REQUEST: Copy out the listing that follows exactly, dropping every picture.

━━━━━ DATASET ROWS ━━━━━

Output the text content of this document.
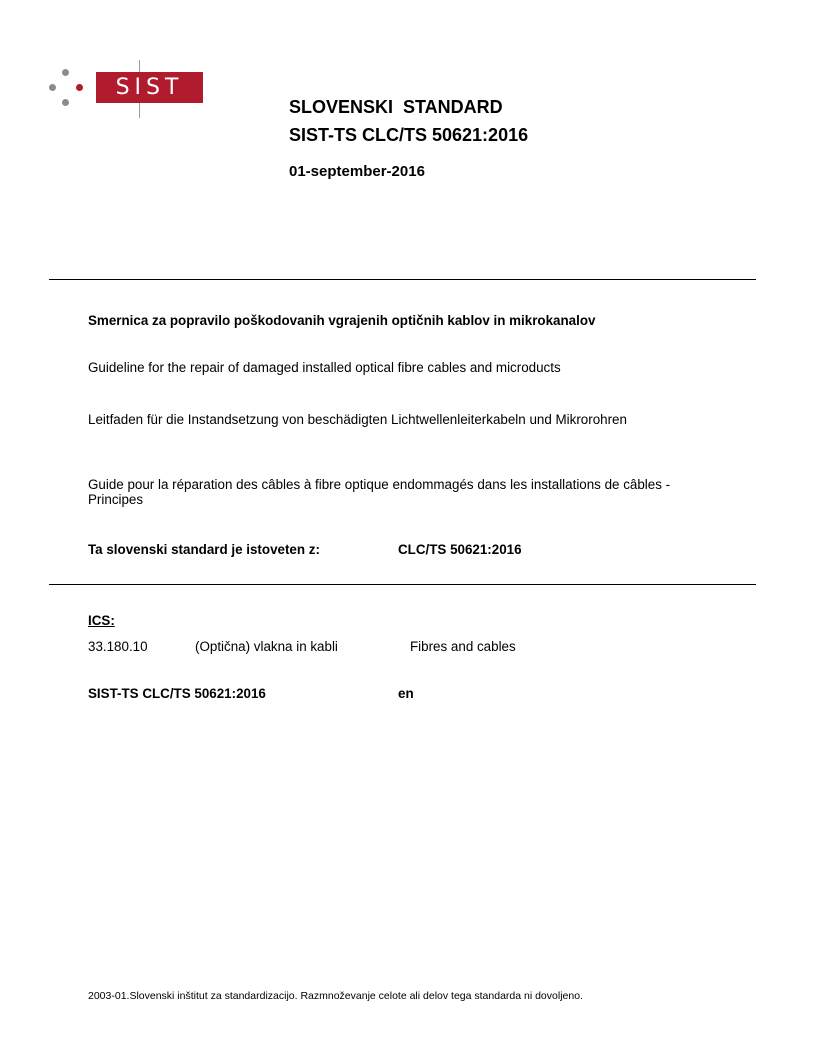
SIST
SLOVENSKI  STANDARD
SIST-TS CLC/TS 50621:2016
01-september-2016
Smernica za popravilo poškodovanih vgrajenih optičnih kablov in mikrokanalov
Guideline for the repair of damaged installed optical fibre cables and microducts
Leitfaden für die Instandsetzung von beschädigten Lichtwellenleiterkabeln und Mikrorohren
Guide pour la réparation des câbles à fibre optique endommagés dans les installations de câbles - Principes
Ta slovenski standard je istoveten z:	CLC/TS 50621:2016
ICS:
33.180.10	(Optična) vlakna in kabli	Fibres and cables
SIST-TS CLC/TS 50621:2016	en
2003-01.Slovenski inštitut za standardizacijo. Razmnoževanje celote ali delov tega standarda ni dovoljeno.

━━━━━

SOLUTION TO THIS TASK:
Output the text content of this document.
SIST
SLOVENSKI  STANDARD
SIST-TS CLC/TS 50621:2016
01-september-2016
Smernica za popravilo poškodovanih vgrajenih optičnih kablov in mikrokanalov
Guideline for the repair of damaged installed optical fibre cables and microducts
Leitfaden für die Instandsetzung von beschädigten Lichtwellenleiterkabeln und Mikrorohren
Guide pour la réparation des câbles à fibre optique endommagés dans les installations de câbles - Principes
Ta slovenski standard je istoveten z:	CLC/TS 50621:2016
ICS:
33.180.10	(Optična) vlakna in kabli	Fibres and cables
SIST-TS CLC/TS 50621:2016	en
2003-01.Slovenski inštitut za standardizacijo. Razmnoževanje celote ali delov tega standarda ni dovoljeno.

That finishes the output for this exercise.